INSTRUCTIONS FOR THE TASK:
Start at the line that contains "844, 716, 859]" and stop after the line that contains "629, 742, 644]". Rewrite only those lines with "svg-text" renamed to "label-text" and everything else left as it is.

[START THE DATA]

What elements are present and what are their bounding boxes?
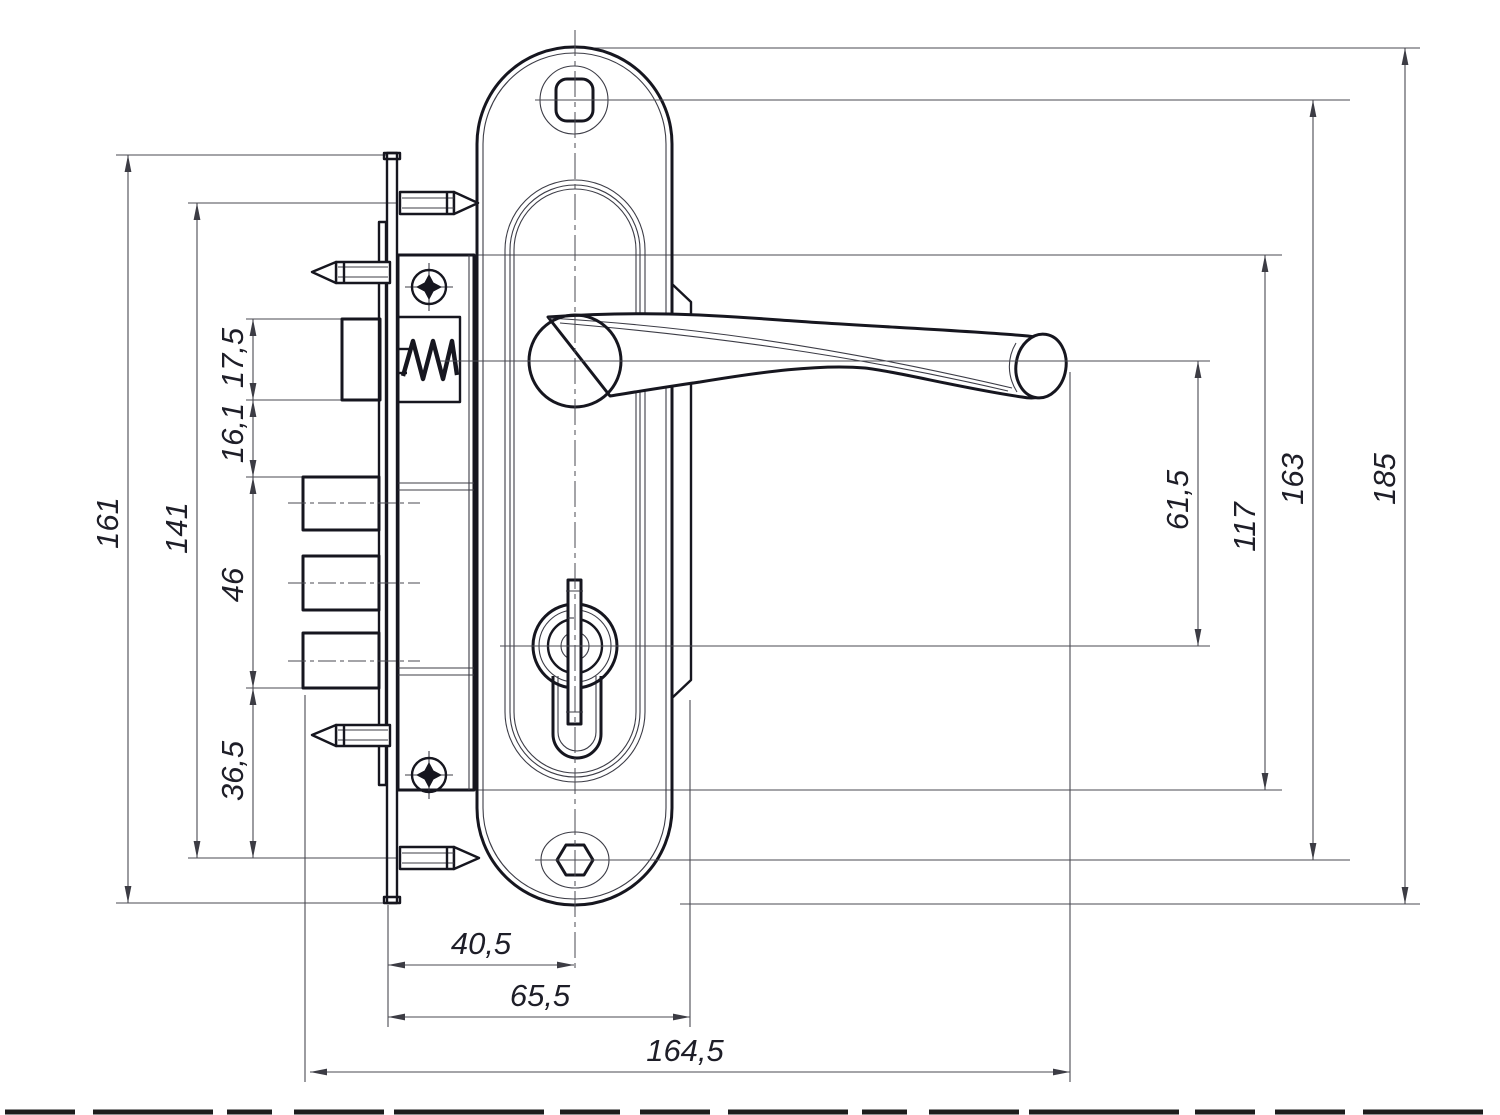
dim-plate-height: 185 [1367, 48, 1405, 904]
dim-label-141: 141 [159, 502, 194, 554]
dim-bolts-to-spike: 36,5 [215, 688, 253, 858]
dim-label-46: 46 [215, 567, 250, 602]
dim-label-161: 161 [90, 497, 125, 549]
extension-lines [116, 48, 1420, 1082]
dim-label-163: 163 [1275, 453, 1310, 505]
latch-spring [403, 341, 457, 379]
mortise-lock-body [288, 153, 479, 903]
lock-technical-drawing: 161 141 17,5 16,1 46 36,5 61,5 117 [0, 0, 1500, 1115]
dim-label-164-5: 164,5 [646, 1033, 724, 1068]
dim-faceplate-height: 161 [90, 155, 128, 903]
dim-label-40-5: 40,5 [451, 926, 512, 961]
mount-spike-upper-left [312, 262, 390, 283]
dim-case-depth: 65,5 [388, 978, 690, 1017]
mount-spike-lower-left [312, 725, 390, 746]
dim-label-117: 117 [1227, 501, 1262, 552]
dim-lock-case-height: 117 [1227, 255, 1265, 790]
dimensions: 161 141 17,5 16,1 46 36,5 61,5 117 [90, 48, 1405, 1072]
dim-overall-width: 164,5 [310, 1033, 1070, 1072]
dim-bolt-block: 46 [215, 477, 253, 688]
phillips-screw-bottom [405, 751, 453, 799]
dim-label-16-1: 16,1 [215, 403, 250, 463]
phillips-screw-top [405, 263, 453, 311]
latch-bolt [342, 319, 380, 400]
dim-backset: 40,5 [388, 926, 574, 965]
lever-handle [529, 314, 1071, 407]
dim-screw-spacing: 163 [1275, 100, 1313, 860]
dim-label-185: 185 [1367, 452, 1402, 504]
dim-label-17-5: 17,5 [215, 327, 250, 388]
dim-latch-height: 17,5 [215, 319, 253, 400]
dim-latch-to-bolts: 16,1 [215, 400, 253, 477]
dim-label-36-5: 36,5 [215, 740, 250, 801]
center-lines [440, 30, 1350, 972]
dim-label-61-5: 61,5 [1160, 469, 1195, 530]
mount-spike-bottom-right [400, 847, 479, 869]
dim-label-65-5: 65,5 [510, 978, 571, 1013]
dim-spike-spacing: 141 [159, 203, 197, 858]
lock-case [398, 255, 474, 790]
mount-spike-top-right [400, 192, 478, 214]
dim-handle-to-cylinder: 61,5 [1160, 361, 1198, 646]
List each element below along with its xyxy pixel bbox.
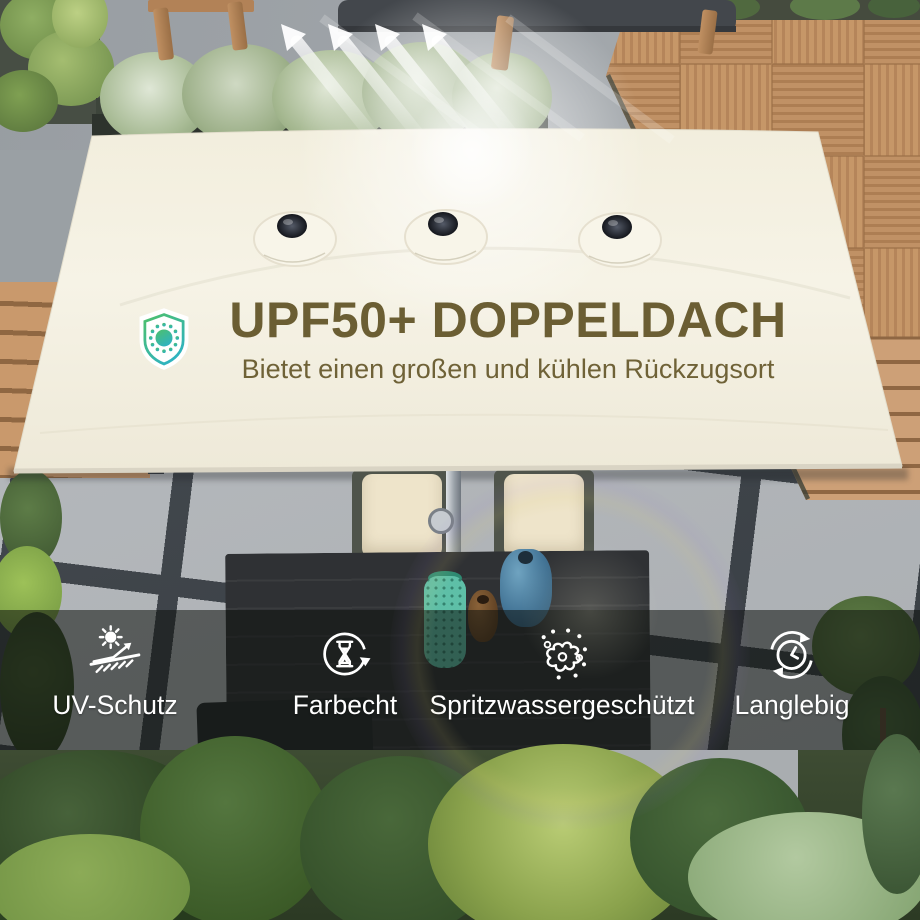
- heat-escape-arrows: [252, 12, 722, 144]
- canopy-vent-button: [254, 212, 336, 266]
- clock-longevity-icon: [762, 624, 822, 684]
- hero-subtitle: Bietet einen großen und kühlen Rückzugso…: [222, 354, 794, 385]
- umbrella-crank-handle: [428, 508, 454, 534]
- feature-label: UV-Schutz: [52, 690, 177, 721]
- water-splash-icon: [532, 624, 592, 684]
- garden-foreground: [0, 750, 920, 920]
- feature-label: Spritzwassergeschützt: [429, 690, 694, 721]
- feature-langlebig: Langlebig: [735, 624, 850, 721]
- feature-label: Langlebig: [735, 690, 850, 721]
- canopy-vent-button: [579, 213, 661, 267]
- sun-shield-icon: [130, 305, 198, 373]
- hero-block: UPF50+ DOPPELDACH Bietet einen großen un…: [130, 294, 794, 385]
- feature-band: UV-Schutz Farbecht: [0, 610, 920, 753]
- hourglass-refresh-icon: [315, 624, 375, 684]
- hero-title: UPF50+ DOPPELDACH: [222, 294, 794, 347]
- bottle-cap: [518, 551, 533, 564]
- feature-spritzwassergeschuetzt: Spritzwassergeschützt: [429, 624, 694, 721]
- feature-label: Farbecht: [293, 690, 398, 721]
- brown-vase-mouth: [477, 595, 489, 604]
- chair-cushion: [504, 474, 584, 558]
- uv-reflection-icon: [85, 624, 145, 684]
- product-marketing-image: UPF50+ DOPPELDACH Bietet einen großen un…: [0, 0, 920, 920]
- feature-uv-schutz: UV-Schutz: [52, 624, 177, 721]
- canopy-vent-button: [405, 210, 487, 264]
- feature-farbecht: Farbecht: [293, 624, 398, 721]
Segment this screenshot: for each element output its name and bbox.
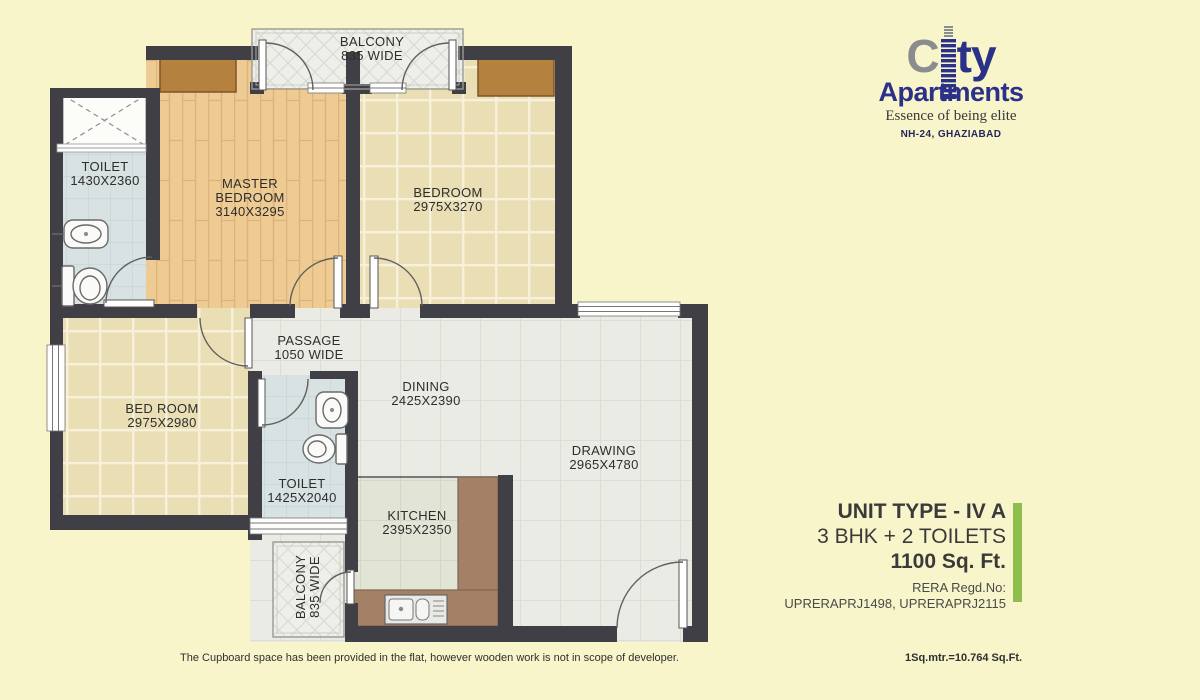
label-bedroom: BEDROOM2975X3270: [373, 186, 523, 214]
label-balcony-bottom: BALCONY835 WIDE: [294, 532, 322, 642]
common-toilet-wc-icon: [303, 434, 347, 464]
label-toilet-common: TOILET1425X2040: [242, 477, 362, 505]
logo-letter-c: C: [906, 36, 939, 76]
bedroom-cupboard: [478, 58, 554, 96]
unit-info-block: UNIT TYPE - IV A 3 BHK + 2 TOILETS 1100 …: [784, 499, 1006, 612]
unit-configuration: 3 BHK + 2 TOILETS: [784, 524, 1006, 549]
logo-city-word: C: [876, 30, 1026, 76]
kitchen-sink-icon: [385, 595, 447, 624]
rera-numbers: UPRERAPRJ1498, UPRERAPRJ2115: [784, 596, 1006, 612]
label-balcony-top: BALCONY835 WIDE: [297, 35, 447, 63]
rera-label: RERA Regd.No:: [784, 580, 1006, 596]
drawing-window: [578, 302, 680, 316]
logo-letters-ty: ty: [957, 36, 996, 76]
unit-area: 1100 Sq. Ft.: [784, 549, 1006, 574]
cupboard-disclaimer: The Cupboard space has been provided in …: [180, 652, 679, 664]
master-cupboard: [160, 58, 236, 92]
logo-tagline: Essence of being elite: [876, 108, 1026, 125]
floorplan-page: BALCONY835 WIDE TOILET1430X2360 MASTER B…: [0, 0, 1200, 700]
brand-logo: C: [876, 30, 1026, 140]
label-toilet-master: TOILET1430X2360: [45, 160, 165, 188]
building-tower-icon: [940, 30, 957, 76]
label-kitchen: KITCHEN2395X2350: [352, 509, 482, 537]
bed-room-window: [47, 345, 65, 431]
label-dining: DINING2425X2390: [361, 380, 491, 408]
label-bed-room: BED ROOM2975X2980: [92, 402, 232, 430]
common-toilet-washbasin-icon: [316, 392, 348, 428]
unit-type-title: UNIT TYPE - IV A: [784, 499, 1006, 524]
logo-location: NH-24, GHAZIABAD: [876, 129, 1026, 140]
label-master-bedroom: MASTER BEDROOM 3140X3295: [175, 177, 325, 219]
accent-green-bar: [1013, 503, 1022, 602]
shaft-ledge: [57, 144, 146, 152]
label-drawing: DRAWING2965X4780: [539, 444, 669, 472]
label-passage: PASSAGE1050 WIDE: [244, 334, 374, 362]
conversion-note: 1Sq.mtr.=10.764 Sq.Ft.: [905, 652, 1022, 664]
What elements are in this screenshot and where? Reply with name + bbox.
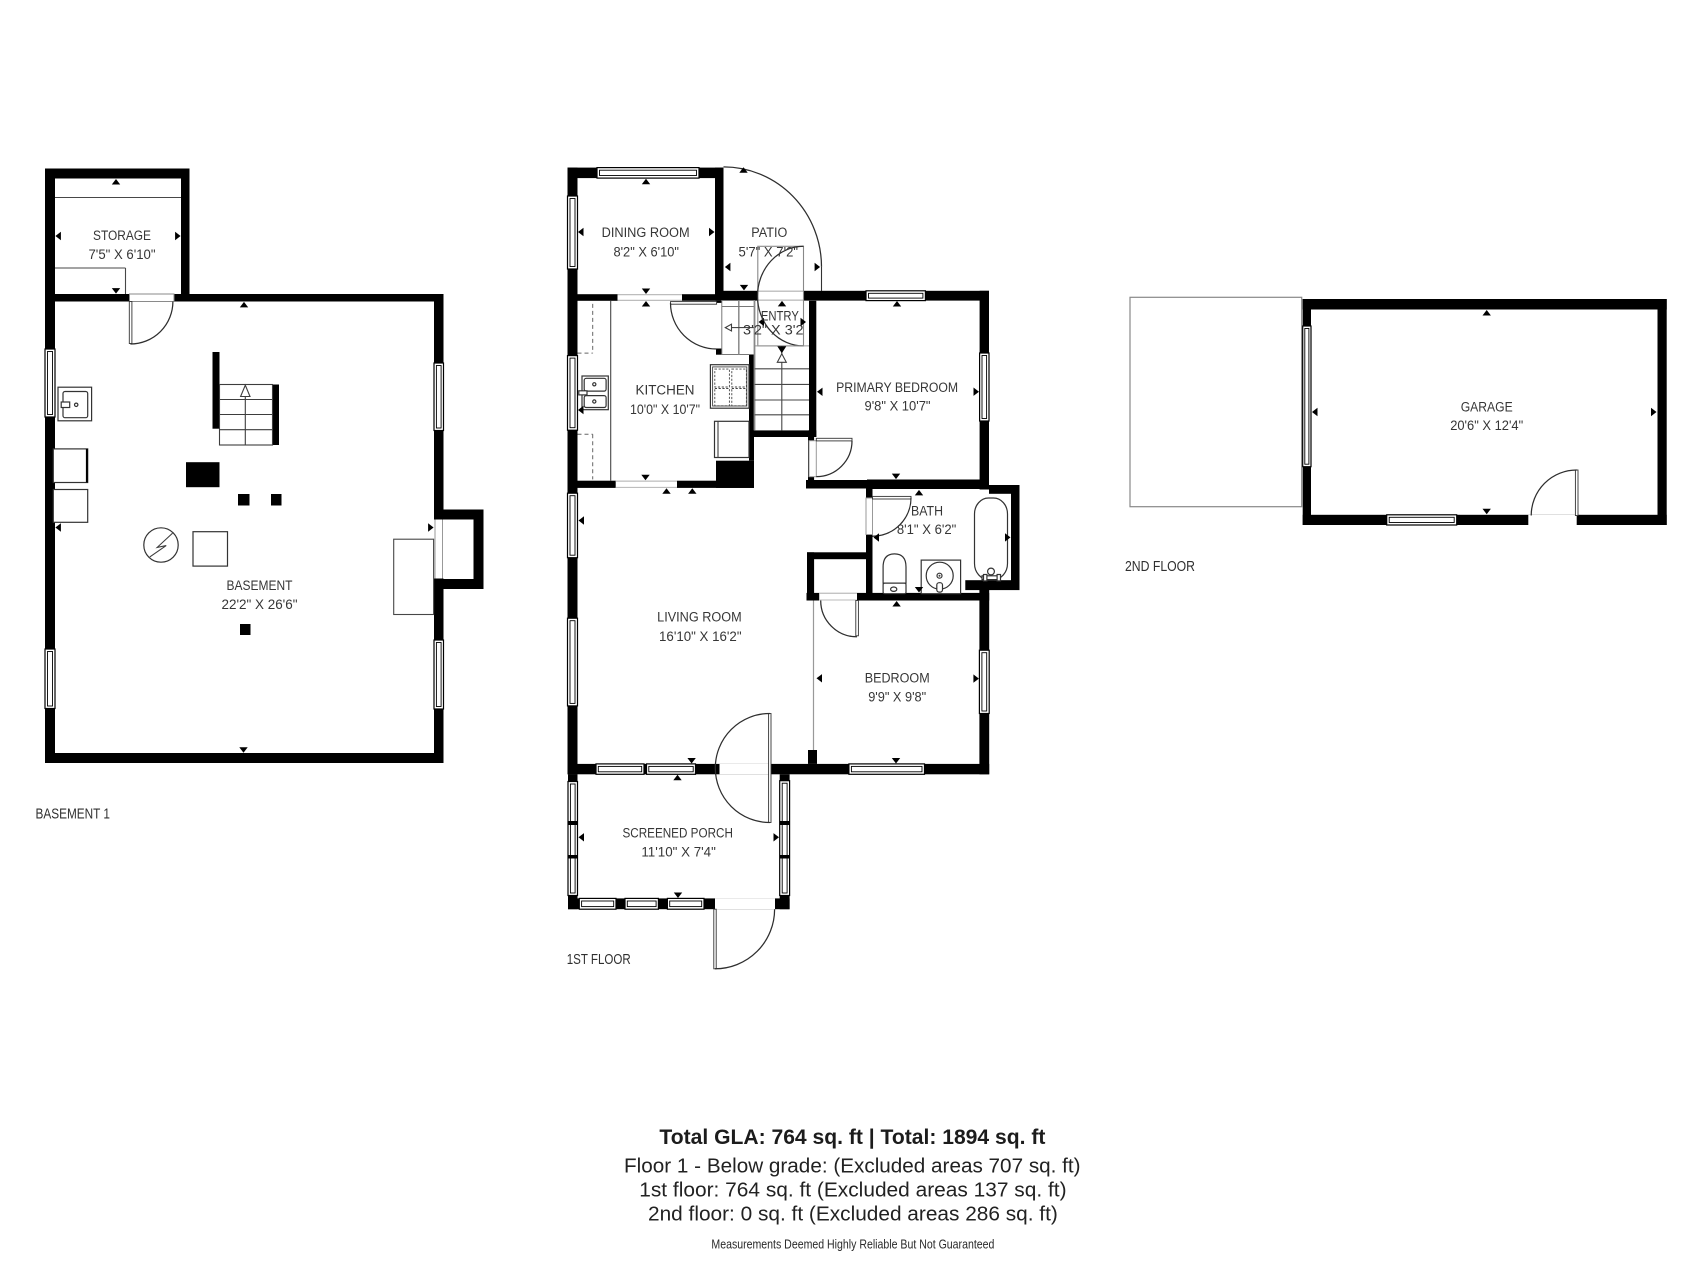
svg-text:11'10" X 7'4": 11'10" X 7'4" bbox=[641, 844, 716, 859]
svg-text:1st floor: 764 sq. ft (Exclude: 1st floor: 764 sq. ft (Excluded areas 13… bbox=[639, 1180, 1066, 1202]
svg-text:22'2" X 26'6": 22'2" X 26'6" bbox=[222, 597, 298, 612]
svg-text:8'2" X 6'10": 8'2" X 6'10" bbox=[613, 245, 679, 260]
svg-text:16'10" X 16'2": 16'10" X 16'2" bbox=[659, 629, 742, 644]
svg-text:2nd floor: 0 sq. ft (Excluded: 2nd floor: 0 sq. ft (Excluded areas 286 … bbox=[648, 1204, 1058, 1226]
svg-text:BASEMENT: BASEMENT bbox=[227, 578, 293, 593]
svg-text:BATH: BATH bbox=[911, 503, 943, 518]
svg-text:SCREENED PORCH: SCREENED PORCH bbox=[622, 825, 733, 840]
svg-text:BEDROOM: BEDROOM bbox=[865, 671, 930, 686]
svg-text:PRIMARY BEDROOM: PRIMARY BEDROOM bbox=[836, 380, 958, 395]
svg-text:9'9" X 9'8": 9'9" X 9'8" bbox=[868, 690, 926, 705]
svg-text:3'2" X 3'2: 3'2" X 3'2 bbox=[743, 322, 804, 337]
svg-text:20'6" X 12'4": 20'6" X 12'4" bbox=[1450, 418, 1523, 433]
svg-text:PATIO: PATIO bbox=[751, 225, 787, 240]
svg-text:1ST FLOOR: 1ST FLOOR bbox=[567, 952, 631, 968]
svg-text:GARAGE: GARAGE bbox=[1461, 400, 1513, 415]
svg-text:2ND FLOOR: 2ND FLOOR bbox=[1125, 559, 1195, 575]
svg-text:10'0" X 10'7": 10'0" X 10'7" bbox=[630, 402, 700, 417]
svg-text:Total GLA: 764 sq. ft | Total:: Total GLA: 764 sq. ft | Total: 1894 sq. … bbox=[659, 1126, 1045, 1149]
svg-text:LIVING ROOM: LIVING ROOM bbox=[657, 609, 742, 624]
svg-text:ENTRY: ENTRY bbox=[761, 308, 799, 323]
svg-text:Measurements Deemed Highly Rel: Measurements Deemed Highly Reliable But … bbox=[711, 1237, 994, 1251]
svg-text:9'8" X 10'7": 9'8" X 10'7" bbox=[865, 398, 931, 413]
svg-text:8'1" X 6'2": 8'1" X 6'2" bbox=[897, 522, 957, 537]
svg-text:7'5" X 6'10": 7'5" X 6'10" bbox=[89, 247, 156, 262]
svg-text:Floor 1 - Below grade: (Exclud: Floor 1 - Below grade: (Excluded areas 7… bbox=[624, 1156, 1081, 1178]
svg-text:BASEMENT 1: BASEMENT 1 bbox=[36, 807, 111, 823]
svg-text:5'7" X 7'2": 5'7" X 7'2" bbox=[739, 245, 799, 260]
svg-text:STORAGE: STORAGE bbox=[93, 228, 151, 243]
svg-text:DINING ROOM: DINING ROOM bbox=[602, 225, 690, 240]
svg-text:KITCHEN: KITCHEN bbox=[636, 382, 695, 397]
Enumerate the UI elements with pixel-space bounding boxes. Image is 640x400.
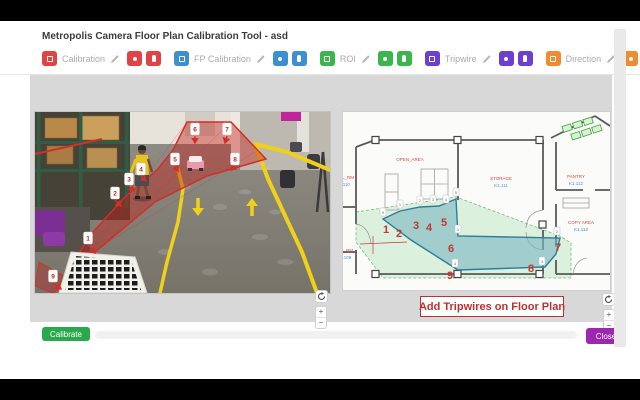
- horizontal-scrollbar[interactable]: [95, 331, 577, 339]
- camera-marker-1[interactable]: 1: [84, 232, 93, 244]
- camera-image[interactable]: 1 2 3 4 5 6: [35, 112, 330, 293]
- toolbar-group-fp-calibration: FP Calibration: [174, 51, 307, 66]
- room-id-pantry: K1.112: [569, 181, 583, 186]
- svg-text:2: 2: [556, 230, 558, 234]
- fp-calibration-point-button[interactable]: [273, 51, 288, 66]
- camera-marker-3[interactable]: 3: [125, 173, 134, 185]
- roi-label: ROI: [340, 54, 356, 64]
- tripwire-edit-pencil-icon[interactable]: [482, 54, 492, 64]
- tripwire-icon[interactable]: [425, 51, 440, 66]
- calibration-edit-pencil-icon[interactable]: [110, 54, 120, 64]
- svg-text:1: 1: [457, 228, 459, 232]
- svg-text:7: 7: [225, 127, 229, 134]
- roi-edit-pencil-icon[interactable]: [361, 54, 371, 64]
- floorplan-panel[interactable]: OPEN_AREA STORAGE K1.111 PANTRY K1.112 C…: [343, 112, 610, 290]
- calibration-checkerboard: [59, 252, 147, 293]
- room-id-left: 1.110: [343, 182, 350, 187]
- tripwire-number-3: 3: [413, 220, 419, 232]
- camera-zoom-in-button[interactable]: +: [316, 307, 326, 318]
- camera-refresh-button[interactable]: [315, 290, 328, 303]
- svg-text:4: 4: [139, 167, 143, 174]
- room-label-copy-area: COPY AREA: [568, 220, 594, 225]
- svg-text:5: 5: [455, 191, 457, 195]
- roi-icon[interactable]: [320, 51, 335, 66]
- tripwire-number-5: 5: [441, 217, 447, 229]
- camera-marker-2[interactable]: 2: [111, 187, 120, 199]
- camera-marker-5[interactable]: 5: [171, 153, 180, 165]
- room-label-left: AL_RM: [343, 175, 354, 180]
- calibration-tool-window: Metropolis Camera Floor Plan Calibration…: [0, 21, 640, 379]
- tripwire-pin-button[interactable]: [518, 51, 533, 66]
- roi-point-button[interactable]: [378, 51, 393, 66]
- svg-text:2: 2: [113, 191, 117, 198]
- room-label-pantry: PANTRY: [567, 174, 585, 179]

[END THE DATA]

EXERCISE ANSWER:
label-text:11'10" X 7'4": 11'10" X 7'4" bbox=[641, 844, 716, 859]
label-text:1st floor: 764 sq. ft (Exclude: 1st floor: 764 sq. ft (Excluded areas 13… bbox=[639, 1180, 1066, 1202]
label-text:22'2" X 26'6": 22'2" X 26'6" bbox=[222, 597, 298, 612]
label-text:8'2" X 6'10": 8'2" X 6'10" bbox=[613, 245, 679, 260]
label-text:16'10" X 16'2": 16'10" X 16'2" bbox=[659, 629, 742, 644]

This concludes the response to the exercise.